━━━ Source records ━━━

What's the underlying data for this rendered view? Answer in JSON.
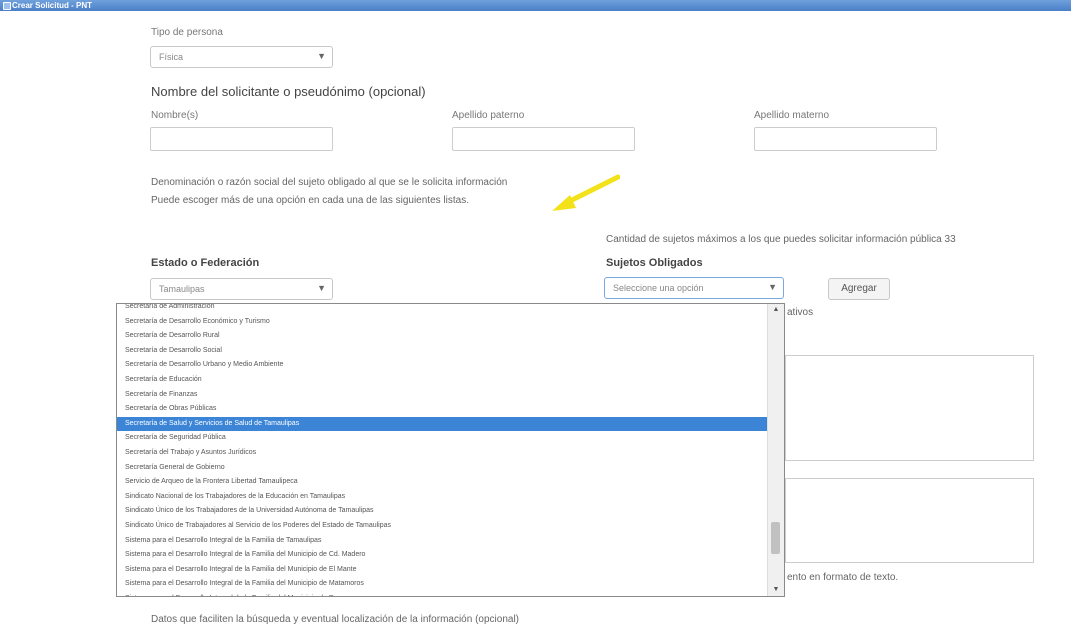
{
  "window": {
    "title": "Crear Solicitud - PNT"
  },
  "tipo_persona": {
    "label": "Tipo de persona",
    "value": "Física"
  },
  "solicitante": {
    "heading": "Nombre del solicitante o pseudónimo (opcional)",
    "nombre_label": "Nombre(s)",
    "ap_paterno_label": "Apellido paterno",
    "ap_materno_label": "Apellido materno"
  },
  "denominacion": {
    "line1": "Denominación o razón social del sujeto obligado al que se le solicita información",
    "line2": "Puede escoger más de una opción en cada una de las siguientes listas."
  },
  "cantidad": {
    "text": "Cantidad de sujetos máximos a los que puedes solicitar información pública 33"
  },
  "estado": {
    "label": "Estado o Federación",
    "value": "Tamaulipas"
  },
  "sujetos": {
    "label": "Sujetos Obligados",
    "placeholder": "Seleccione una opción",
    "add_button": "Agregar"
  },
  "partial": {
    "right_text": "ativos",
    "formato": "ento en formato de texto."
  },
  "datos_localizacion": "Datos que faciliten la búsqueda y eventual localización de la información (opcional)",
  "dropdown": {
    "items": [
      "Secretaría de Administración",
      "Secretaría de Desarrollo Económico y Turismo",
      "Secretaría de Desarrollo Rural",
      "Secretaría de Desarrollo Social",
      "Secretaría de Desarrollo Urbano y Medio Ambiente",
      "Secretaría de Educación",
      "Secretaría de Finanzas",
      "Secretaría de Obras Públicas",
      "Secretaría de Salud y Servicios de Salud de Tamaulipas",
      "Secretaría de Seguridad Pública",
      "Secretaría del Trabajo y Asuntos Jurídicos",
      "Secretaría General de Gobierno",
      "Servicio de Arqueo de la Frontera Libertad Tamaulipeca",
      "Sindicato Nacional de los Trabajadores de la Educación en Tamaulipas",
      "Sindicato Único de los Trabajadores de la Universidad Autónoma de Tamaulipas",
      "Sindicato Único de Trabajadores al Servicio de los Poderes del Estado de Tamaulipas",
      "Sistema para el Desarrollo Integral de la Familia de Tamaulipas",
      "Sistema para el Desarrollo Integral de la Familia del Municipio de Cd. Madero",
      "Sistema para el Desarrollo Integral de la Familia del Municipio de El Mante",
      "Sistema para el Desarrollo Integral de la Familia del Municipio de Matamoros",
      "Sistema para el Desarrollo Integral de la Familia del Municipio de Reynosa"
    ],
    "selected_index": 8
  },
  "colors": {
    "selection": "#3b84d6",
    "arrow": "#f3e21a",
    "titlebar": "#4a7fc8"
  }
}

━━━

-- Task requirements --
Apart from the pictures, the entries above are to be repeated in full and exactly.

-- Task result --
What's the underlying data for this rendered view? Answer in JSON.
{
  "window": {
    "title": "Crear Solicitud - PNT"
  },
  "tipo_persona": {
    "label": "Tipo de persona",
    "value": "Física"
  },
  "solicitante": {
    "heading": "Nombre del solicitante o pseudónimo (opcional)",
    "nombre_label": "Nombre(s)",
    "ap_paterno_label": "Apellido paterno",
    "ap_materno_label": "Apellido materno"
  },
  "denominacion": {
    "line1": "Denominación o razón social del sujeto obligado al que se le solicita información",
    "line2": "Puede escoger más de una opción en cada una de las siguientes listas."
  },
  "cantidad": {
    "text": "Cantidad de sujetos máximos a los que puedes solicitar información pública 33"
  },
  "estado": {
    "label": "Estado o Federación",
    "value": "Tamaulipas"
  },
  "sujetos": {
    "label": "Sujetos Obligados",
    "placeholder": "Seleccione una opción",
    "add_button": "Agregar"
  },
  "partial": {
    "right_text": "ativos",
    "formato": "ento en formato de texto."
  },
  "datos_localizacion": "Datos que faciliten la búsqueda y eventual localización de la información (opcional)",
  "dropdown": {
    "items": [
      "Secretaría de Administración",
      "Secretaría de Desarrollo Económico y Turismo",
      "Secretaría de Desarrollo Rural",
      "Secretaría de Desarrollo Social",
      "Secretaría de Desarrollo Urbano y Medio Ambiente",
      "Secretaría de Educación",
      "Secretaría de Finanzas",
      "Secretaría de Obras Públicas",
      "Secretaría de Salud y Servicios de Salud de Tamaulipas",
      "Secretaría de Seguridad Pública",
      "Secretaría del Trabajo y Asuntos Jurídicos",
      "Secretaría General de Gobierno",
      "Servicio de Arqueo de la Frontera Libertad Tamaulipeca",
      "Sindicato Nacional de los Trabajadores de la Educación en Tamaulipas",
      "Sindicato Único de los Trabajadores de la Universidad Autónoma de Tamaulipas",
      "Sindicato Único de Trabajadores al Servicio de los Poderes del Estado de Tamaulipas",
      "Sistema para el Desarrollo Integral de la Familia de Tamaulipas",
      "Sistema para el Desarrollo Integral de la Familia del Municipio de Cd. Madero",
      "Sistema para el Desarrollo Integral de la Familia del Municipio de El Mante",
      "Sistema para el Desarrollo Integral de la Familia del Municipio de Matamoros",
      "Sistema para el Desarrollo Integral de la Familia del Municipio de Reynosa"
    ],
    "selected_index": 8
  },
  "colors": {
    "selection": "#3b84d6",
    "arrow": "#f3e21a",
    "titlebar": "#4a7fc8"
  }
}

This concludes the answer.